──────── Records provided ────────

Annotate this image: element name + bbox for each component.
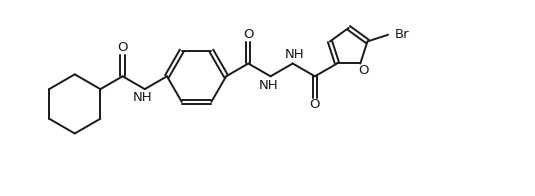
Text: Br: Br: [395, 28, 409, 41]
Text: NH: NH: [285, 48, 304, 61]
Text: O: O: [310, 99, 320, 112]
Text: NH: NH: [133, 92, 152, 104]
Text: O: O: [117, 41, 128, 54]
Text: O: O: [358, 64, 369, 77]
Text: NH: NH: [259, 79, 278, 92]
Text: O: O: [243, 28, 254, 41]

────────

Objective: Copy out every line of the spatial layout entries above without changing a character, and leave the pictures out.

Output of the task:
Annotate this image: element name + bbox for each component.
Text: Br: Br: [395, 28, 409, 41]
Text: NH: NH: [285, 48, 304, 61]
Text: O: O: [310, 99, 320, 112]
Text: NH: NH: [133, 92, 152, 104]
Text: O: O: [117, 41, 128, 54]
Text: O: O: [358, 64, 369, 77]
Text: NH: NH: [259, 79, 278, 92]
Text: O: O: [243, 28, 254, 41]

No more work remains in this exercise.